Task to carry out: Review the material line by line. Identify and copy every line that contains the string "made".

Provided records:

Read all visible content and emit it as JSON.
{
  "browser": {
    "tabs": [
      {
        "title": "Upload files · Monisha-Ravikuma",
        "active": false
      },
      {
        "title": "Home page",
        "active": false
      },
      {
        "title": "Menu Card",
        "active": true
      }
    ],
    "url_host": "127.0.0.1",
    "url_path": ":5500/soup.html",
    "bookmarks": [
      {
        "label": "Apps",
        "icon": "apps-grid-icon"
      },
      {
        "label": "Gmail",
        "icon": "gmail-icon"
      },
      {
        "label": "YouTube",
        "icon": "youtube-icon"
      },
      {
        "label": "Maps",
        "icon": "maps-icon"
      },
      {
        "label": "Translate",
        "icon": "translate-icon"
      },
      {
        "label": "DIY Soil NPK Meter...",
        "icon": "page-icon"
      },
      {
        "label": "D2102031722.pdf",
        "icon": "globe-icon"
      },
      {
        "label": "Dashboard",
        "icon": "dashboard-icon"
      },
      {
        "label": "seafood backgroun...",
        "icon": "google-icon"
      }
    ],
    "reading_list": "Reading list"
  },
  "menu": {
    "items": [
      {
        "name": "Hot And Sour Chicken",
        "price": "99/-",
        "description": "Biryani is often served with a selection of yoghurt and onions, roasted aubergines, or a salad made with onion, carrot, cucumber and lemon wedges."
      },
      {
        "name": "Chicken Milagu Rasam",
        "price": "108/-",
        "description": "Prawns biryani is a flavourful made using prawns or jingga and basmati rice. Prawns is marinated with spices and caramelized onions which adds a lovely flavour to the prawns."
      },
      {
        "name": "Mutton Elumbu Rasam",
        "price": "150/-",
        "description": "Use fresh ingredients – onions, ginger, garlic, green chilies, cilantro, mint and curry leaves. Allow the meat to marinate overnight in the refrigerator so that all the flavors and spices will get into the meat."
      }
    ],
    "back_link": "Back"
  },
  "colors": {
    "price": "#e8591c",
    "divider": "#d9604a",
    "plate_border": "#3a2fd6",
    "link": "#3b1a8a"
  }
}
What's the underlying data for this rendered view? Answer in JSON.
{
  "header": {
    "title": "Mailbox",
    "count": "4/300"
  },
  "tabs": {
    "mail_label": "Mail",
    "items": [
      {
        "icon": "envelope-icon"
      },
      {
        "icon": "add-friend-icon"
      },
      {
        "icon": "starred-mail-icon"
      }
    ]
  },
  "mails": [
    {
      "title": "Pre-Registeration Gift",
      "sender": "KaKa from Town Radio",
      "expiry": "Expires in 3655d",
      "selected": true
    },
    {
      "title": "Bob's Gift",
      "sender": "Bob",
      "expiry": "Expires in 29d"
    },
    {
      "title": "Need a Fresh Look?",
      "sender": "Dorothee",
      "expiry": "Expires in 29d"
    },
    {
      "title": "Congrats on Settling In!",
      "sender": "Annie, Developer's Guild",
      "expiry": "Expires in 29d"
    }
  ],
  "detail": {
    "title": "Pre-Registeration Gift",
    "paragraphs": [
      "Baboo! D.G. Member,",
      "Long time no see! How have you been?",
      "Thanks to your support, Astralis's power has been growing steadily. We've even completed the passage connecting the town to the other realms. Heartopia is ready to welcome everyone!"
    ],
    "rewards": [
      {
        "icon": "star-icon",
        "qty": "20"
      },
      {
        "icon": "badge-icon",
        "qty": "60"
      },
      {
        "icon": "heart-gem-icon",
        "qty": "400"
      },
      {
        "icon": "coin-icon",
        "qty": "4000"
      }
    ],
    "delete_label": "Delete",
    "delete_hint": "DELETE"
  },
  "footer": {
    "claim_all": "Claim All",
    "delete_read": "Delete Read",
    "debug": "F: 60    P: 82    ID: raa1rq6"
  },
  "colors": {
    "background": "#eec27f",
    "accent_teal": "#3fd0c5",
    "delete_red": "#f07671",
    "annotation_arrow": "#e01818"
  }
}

Full solution:
        "description": "Biryani is often served with a selection of yoghurt and onions, roasted aubergines, or a salad made with onion, carrot, cucumber and lemon wedges."
        "description": "Prawns biryani is a flavourful made using prawns or jingga and basmati rice. Prawns is marinated with spices and caramelized onions which adds a lovely flavour to the prawns."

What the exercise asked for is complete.